The complete listing should be restated exactly.

(RECORDS PROVIDED):
******
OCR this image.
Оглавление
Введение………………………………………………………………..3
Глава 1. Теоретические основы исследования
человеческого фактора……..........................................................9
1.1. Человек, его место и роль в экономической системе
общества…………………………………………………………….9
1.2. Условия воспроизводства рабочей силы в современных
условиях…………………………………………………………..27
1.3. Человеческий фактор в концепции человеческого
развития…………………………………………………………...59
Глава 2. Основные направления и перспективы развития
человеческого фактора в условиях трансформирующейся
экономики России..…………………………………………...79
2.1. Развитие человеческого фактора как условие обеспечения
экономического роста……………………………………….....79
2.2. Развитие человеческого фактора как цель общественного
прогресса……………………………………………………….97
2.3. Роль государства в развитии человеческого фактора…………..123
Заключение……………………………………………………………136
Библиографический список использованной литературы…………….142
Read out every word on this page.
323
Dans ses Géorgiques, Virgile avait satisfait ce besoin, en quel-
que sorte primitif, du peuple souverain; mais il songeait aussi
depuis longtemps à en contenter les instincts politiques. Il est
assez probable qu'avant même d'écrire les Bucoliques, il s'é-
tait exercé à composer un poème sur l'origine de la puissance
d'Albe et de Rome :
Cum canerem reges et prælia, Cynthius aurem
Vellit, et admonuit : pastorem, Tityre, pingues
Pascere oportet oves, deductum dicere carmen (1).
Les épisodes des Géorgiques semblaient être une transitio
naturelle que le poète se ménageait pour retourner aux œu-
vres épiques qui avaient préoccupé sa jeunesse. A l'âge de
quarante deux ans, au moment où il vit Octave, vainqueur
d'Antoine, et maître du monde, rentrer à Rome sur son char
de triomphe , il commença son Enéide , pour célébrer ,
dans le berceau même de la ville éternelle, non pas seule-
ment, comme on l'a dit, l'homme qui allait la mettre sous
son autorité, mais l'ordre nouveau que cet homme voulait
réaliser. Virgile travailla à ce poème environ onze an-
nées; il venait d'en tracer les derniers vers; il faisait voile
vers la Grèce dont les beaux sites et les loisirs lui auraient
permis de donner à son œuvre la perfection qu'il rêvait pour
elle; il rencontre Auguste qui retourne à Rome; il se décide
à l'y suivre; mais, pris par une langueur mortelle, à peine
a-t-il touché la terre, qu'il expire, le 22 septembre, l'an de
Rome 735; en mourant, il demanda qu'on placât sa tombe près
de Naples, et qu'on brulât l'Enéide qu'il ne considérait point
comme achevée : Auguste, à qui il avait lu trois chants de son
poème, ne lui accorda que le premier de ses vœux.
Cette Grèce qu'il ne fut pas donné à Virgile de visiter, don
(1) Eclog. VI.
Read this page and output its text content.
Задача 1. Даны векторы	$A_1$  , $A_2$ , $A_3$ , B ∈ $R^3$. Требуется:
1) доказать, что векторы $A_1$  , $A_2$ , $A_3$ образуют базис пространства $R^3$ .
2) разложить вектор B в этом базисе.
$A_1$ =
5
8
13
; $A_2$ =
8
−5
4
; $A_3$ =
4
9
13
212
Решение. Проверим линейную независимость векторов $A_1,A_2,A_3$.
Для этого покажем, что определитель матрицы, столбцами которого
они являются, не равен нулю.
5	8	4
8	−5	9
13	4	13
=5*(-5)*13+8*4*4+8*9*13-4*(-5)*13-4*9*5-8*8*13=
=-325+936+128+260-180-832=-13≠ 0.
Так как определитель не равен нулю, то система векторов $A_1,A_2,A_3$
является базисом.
******
(TASK ANSWER):
OCR this image.
Оглавление
Введение………………………………………………………………..3
Глава 1. Теоретические основы исследования
человеческого фактора……..........................................................9
1.1. Человек, его место и роль в экономической системе
общества…………………………………………………………….9
1.2. Условия воспроизводства рабочей силы в современных
условиях…………………………………………………………..27
1.3. Человеческий фактор в концепции человеческого
развития…………………………………………………………...59
Глава 2. Основные направления и перспективы развития
человеческого фактора в условиях трансформирующейся
экономики России..…………………………………………...79
2.1. Развитие человеческого фактора как условие обеспечения
экономического роста……………………………………….....79
2.2. Развитие человеческого фактора как цель общественного
прогресса……………………………………………………….97
2.3. Роль государства в развитии человеческого фактора…………..123
Заключение……………………………………………………………136
Библиографический список использованной литературы…………….142
Read out every word on this page.
323
Dans ses Géorgiques, Virgile avait satisfait ce besoin, en quel-
que sorte primitif, du peuple souverain; mais il songeait aussi
depuis longtemps à en contenter les instincts politiques. Il est
assez probable qu'avant même d'écrire les Bucoliques, il s'é-
tait exercé à composer un poème sur l'origine de la puissance
d'Albe et de Rome :
Cum canerem reges et prælia, Cynthius aurem
Vellit, et admonuit : pastorem, Tityre, pingues
Pascere oportet oves, deductum dicere carmen (1).
Les épisodes des Géorgiques semblaient être une transitio
naturelle que le poète se ménageait pour retourner aux œu-
vres épiques qui avaient préoccupé sa jeunesse. A l'âge de
quarante deux ans, au moment où il vit Octave, vainqueur
d'Antoine, et maître du monde, rentrer à Rome sur son char
de triomphe , il commença son Enéide , pour célébrer ,
dans le berceau même de la ville éternelle, non pas seule-
ment, comme on l'a dit, l'homme qui allait la mettre sous
son autorité, mais l'ordre nouveau que cet homme voulait
réaliser. Virgile travailla à ce poème environ onze an-
nées; il venait d'en tracer les derniers vers; il faisait voile
vers la Grèce dont les beaux sites et les loisirs lui auraient
permis de donner à son œuvre la perfection qu'il rêvait pour
elle; il rencontre Auguste qui retourne à Rome; il se décide
à l'y suivre; mais, pris par une langueur mortelle, à peine
a-t-il touché la terre, qu'il expire, le 22 septembre, l'an de
Rome 735; en mourant, il demanda qu'on placât sa tombe près
de Naples, et qu'on brulât l'Enéide qu'il ne considérait point
comme achevée : Auguste, à qui il avait lu trois chants de son
poème, ne lui accorda que le premier de ses vœux.
Cette Grèce qu'il ne fut pas donné à Virgile de visiter, don
(1) Eclog. VI.
Read this page and output its text content.
Задача 1. Даны векторы	$A_1$  , $A_2$ , $A_3$ , B ∈ $R^3$. Требуется:
1) доказать, что векторы $A_1$  , $A_2$ , $A_3$ образуют базис пространства $R^3$ .
2) разложить вектор B в этом базисе.
$A_1$ =
5
8
13
; $A_2$ =
8
−5
4
; $A_3$ =
4
9
13
212
Решение. Проверим линейную независимость векторов $A_1,A_2,A_3$.
Для этого покажем, что определитель матрицы, столбцами которого
они являются, не равен нулю.
5	8	4
8	−5	9
13	4	13
=5*(-5)*13+8*4*4+8*9*13-4*(-5)*13-4*9*5-8*8*13=
=-325+936+128+260-180-832=-13≠ 0.
Так как определитель не равен нулю, то система векторов $A_1,A_2,A_3$
является базисом.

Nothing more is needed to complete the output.